◆ Problem to work on:
Using the data below, repeat all of it precisely.

◆ Materials provided:
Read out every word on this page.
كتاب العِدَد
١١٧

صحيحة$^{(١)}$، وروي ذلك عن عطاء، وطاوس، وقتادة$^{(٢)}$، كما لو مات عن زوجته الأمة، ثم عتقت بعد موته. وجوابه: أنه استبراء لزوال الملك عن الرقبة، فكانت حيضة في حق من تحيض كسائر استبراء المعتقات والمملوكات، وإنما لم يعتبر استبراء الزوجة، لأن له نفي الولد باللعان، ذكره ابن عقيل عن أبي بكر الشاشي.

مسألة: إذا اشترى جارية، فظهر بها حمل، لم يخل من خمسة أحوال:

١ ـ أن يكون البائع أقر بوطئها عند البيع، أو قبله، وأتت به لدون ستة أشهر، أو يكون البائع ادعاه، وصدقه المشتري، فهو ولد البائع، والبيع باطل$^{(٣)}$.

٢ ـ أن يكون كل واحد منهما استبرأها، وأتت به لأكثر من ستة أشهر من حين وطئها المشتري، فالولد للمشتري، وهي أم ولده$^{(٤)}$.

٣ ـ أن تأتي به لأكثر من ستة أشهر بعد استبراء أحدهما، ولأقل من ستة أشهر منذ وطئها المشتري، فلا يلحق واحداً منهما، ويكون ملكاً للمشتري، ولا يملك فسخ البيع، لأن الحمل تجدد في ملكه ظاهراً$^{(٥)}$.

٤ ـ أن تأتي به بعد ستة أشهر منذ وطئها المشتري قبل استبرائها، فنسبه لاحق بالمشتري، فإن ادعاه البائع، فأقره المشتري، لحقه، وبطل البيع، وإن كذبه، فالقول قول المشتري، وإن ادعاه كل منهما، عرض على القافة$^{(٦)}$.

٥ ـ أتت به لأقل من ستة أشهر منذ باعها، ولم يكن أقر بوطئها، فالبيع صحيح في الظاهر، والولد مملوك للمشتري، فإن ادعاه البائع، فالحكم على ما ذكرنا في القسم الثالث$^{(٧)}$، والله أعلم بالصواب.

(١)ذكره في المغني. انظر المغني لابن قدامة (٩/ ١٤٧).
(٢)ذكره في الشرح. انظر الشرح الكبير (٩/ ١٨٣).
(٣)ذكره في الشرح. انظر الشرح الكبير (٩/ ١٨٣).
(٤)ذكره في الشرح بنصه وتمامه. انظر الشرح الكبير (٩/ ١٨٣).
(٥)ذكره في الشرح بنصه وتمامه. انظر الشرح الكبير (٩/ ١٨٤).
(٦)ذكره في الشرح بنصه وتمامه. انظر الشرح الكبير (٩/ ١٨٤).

◆ Complete response:
Read out every word on this page.
كتاب العِدَد
١١٧

صحيحة$^{(١)}$، وروي ذلك عن عطاء، وطاوس، وقتادة$^{(٢)}$، كما لو مات عن زوجته الأمة، ثم عتقت بعد موته. وجوابه: أنه استبراء لزوال الملك عن الرقبة، فكانت حيضة في حق من تحيض كسائر استبراء المعتقات والمملوكات، وإنما لم يعتبر استبراء الزوجة، لأن له نفي الولد باللعان، ذكره ابن عقيل عن أبي بكر الشاشي.

مسألة: إذا اشترى جارية، فظهر بها حمل، لم يخل من خمسة أحوال:

١ ـ أن يكون البائع أقر بوطئها عند البيع، أو قبله، وأتت به لدون ستة أشهر، أو يكون البائع ادعاه، وصدقه المشتري، فهو ولد البائع، والبيع باطل$^{(٣)}$.

٢ ـ أن يكون كل واحد منهما استبرأها، وأتت به لأكثر من ستة أشهر من حين وطئها المشتري، فالولد للمشتري، وهي أم ولده$^{(٤)}$.

٣ ـ أن تأتي به لأكثر من ستة أشهر بعد استبراء أحدهما، ولأقل من ستة أشهر منذ وطئها المشتري، فلا يلحق واحداً منهما، ويكون ملكاً للمشتري، ولا يملك فسخ البيع، لأن الحمل تجدد في ملكه ظاهراً$^{(٥)}$.

٤ ـ أن تأتي به بعد ستة أشهر منذ وطئها المشتري قبل استبرائها، فنسبه لاحق بالمشتري، فإن ادعاه البائع، فأقره المشتري، لحقه، وبطل البيع، وإن كذبه، فالقول قول المشتري، وإن ادعاه كل منهما، عرض على القافة$^{(٦)}$.

٥ ـ أتت به لأقل من ستة أشهر منذ باعها، ولم يكن أقر بوطئها، فالبيع صحيح في الظاهر، والولد مملوك للمشتري، فإن ادعاه البائع، فالحكم على ما ذكرنا في القسم الثالث$^{(٧)}$، والله أعلم بالصواب.

(١)ذكره في المغني. انظر المغني لابن قدامة (٩/ ١٤٧).
(٢)ذكره في الشرح. انظر الشرح الكبير (٩/ ١٨٣).
(٣)ذكره في الشرح. انظر الشرح الكبير (٩/ ١٨٣).
(٤)ذكره في الشرح بنصه وتمامه. انظر الشرح الكبير (٩/ ١٨٣).
(٥)ذكره في الشرح بنصه وتمامه. انظر الشرح الكبير (٩/ ١٨٤).
(٦)ذكره في الشرح بنصه وتمامه. انظر الشرح الكبير (٩/ ١٨٤).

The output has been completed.